GIVEN REQUEST: Copy out the data below as written; omit any images.

Figure record listings:
________________________________________

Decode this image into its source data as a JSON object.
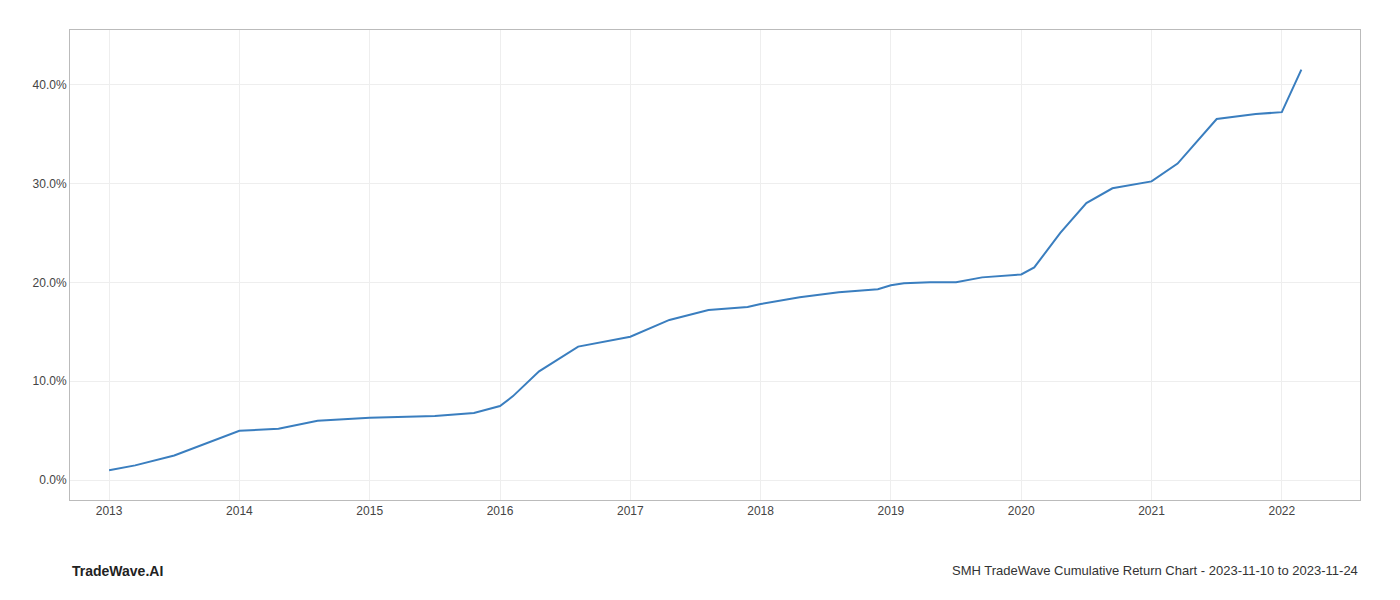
{
  "chart_data": {
    "type": "line",
    "title": "SMH TradeWave Cumulative Return Chart - 2023-11-10 to 2023-11-24",
    "annotations": [
      "TradeWave.AI"
    ],
    "x": [
      2013.0,
      2013.2,
      2013.5,
      2013.8,
      2014.0,
      2014.3,
      2014.6,
      2015.0,
      2015.2,
      2015.5,
      2015.8,
      2016.0,
      2016.1,
      2016.3,
      2016.6,
      2016.9,
      2017.0,
      2017.3,
      2017.6,
      2017.9,
      2018.0,
      2018.3,
      2018.6,
      2018.9,
      2019.0,
      2019.1,
      2019.3,
      2019.5,
      2019.7,
      2020.0,
      2020.1,
      2020.3,
      2020.5,
      2020.7,
      2020.9,
      2021.0,
      2021.2,
      2021.5,
      2021.8,
      2022.0,
      2022.15
    ],
    "values": [
      0.01,
      0.015,
      0.025,
      0.04,
      0.05,
      0.052,
      0.06,
      0.063,
      0.064,
      0.065,
      0.068,
      0.075,
      0.085,
      0.11,
      0.135,
      0.143,
      0.145,
      0.162,
      0.172,
      0.175,
      0.178,
      0.185,
      0.19,
      0.193,
      0.197,
      0.199,
      0.2,
      0.2,
      0.205,
      0.208,
      0.215,
      0.25,
      0.28,
      0.295,
      0.3,
      0.302,
      0.32,
      0.365,
      0.37,
      0.372,
      0.415
    ],
    "color": "#3a7ebf",
    "xlim": [
      2012.7,
      2022.6
    ],
    "xticks": [
      2013,
      2014,
      2015,
      2016,
      2017,
      2018,
      2019,
      2020,
      2021,
      2022
    ],
    "ylim": [
      -0.02,
      0.455
    ],
    "yticks": [
      {
        "value": 0.0,
        "label": "0.0%"
      },
      {
        "value": 0.1,
        "label": "10.0%"
      },
      {
        "value": 0.2,
        "label": "20.0%"
      },
      {
        "value": 0.3,
        "label": "30.0%"
      },
      {
        "value": 0.4,
        "label": "40.0%"
      }
    ],
    "grid": true
  }
}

________________________________________

RESULT FOR THIS EXERCISE:
Decode this image into its source data as a JSON object.
{
  "chart_data": {
    "type": "line",
    "title": "SMH TradeWave Cumulative Return Chart - 2023-11-10 to 2023-11-24",
    "annotations": [
      "TradeWave.AI"
    ],
    "x": [
      2013.0,
      2013.2,
      2013.5,
      2013.8,
      2014.0,
      2014.3,
      2014.6,
      2015.0,
      2015.2,
      2015.5,
      2015.8,
      2016.0,
      2016.1,
      2016.3,
      2016.6,
      2016.9,
      2017.0,
      2017.3,
      2017.6,
      2017.9,
      2018.0,
      2018.3,
      2018.6,
      2018.9,
      2019.0,
      2019.1,
      2019.3,
      2019.5,
      2019.7,
      2020.0,
      2020.1,
      2020.3,
      2020.5,
      2020.7,
      2020.9,
      2021.0,
      2021.2,
      2021.5,
      2021.8,
      2022.0,
      2022.15
    ],
    "values": [
      0.01,
      0.015,
      0.025,
      0.04,
      0.05,
      0.052,
      0.06,
      0.063,
      0.064,
      0.065,
      0.068,
      0.075,
      0.085,
      0.11,
      0.135,
      0.143,
      0.145,
      0.162,
      0.172,
      0.175,
      0.178,
      0.185,
      0.19,
      0.193,
      0.197,
      0.199,
      0.2,
      0.2,
      0.205,
      0.208,
      0.215,
      0.25,
      0.28,
      0.295,
      0.3,
      0.302,
      0.32,
      0.365,
      0.37,
      0.372,
      0.415
    ],
    "color": "#3a7ebf",
    "xlim": [
      2012.7,
      2022.6
    ],
    "xticks": [
      2013,
      2014,
      2015,
      2016,
      2017,
      2018,
      2019,
      2020,
      2021,
      2022
    ],
    "ylim": [
      -0.02,
      0.455
    ],
    "yticks": [
      {
        "value": 0.0,
        "label": "0.0%"
      },
      {
        "value": 0.1,
        "label": "10.0%"
      },
      {
        "value": 0.2,
        "label": "20.0%"
      },
      {
        "value": 0.3,
        "label": "30.0%"
      },
      {
        "value": 0.4,
        "label": "40.0%"
      }
    ],
    "grid": true
  }
}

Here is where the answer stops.